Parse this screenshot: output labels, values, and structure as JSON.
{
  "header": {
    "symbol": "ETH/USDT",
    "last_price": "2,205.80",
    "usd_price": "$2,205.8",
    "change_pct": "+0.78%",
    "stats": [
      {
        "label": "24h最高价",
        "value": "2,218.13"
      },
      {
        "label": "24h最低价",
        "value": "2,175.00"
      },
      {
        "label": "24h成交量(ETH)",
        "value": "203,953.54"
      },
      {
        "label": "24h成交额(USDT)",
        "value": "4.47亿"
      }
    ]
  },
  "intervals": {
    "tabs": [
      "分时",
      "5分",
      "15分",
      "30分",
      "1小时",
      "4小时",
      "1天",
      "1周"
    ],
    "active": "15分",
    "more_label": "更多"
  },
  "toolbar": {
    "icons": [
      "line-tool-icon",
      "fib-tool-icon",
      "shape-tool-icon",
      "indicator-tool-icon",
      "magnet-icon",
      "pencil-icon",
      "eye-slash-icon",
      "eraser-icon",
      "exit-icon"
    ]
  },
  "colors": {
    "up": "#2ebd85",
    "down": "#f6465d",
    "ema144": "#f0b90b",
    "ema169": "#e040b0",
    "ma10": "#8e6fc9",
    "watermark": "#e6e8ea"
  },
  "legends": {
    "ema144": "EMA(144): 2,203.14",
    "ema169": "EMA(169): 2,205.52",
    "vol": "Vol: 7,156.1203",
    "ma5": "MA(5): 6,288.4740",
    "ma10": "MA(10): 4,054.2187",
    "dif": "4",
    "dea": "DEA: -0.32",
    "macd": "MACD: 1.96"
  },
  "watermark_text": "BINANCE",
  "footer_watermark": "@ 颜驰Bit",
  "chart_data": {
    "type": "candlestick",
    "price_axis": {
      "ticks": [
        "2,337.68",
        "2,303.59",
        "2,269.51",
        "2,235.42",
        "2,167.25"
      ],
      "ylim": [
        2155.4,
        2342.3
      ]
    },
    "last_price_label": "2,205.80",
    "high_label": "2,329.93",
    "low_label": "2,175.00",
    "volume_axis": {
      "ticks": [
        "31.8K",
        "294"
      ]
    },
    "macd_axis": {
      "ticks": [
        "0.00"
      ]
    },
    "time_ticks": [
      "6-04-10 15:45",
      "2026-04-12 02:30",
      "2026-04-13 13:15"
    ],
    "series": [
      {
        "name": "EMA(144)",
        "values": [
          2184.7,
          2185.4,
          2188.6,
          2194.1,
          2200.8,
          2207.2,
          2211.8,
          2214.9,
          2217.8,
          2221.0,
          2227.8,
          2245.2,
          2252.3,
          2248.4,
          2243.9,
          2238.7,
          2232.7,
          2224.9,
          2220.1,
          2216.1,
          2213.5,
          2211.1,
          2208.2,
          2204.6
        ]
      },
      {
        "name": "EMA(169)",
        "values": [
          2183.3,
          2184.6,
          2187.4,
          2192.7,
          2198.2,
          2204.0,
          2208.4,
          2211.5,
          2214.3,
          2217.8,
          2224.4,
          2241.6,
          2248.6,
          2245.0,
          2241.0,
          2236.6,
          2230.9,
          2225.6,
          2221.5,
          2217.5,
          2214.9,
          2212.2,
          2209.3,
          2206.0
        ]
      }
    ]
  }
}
· · ·
■ Brief
Extract every record. Keep wording exact.

■ Task solution
Parse this screenshot: output labels, values, and structure as JSON.
{
  "header": {
    "symbol": "ETH/USDT",
    "last_price": "2,205.80",
    "usd_price": "$2,205.8",
    "change_pct": "+0.78%",
    "stats": [
      {
        "label": "24h最高价",
        "value": "2,218.13"
      },
      {
        "label": "24h最低价",
        "value": "2,175.00"
      },
      {
        "label": "24h成交量(ETH)",
        "value": "203,953.54"
      },
      {
        "label": "24h成交额(USDT)",
        "value": "4.47亿"
      }
    ]
  },
  "intervals": {
    "tabs": [
      "分时",
      "5分",
      "15分",
      "30分",
      "1小时",
      "4小时",
      "1天",
      "1周"
    ],
    "active": "15分",
    "more_label": "更多"
  },
  "toolbar": {
    "icons": [
      "line-tool-icon",
      "fib-tool-icon",
      "shape-tool-icon",
      "indicator-tool-icon",
      "magnet-icon",
      "pencil-icon",
      "eye-slash-icon",
      "eraser-icon",
      "exit-icon"
    ]
  },
  "colors": {
    "up": "#2ebd85",
    "down": "#f6465d",
    "ema144": "#f0b90b",
    "ema169": "#e040b0",
    "ma10": "#8e6fc9",
    "watermark": "#e6e8ea"
  },
  "legends": {
    "ema144": "EMA(144): 2,203.14",
    "ema169": "EMA(169): 2,205.52",
    "vol": "Vol: 7,156.1203",
    "ma5": "MA(5): 6,288.4740",
    "ma10": "MA(10): 4,054.2187",
    "dif": "4",
    "dea": "DEA: -0.32",
    "macd": "MACD: 1.96"
  },
  "watermark_text": "BINANCE",
  "footer_watermark": "@ 颜驰Bit",
  "chart_data": {
    "type": "candlestick",
    "price_axis": {
      "ticks": [
        "2,337.68",
        "2,303.59",
        "2,269.51",
        "2,235.42",
        "2,167.25"
      ],
      "ylim": [
        2155.4,
        2342.3
      ]
    },
    "last_price_label": "2,205.80",
    "high_label": "2,329.93",
    "low_label": "2,175.00",
    "volume_axis": {
      "ticks": [
        "31.8K",
        "294"
      ]
    },
    "macd_axis": {
      "ticks": [
        "0.00"
      ]
    },
    "time_ticks": [
      "6-04-10 15:45",
      "2026-04-12 02:30",
      "2026-04-13 13:15"
    ],
    "series": [
      {
        "name": "EMA(144)",
        "values": [
          2184.7,
          2185.4,
          2188.6,
          2194.1,
          2200.8,
          2207.2,
          2211.8,
          2214.9,
          2217.8,
          2221.0,
          2227.8,
          2245.2,
          2252.3,
          2248.4,
          2243.9,
          2238.7,
          2232.7,
          2224.9,
          2220.1,
          2216.1,
          2213.5,
          2211.1,
          2208.2,
          2204.6
        ]
      },
      {
        "name": "EMA(169)",
        "values": [
          2183.3,
          2184.6,
          2187.4,
          2192.7,
          2198.2,
          2204.0,
          2208.4,
          2211.5,
          2214.3,
          2217.8,
          2224.4,
          2241.6,
          2248.6,
          2245.0,
          2241.0,
          2236.6,
          2230.9,
          2225.6,
          2221.5,
          2217.5,
          2214.9,
          2212.2,
          2209.3,
          2206.0
        ]
      }
    ]
  }
}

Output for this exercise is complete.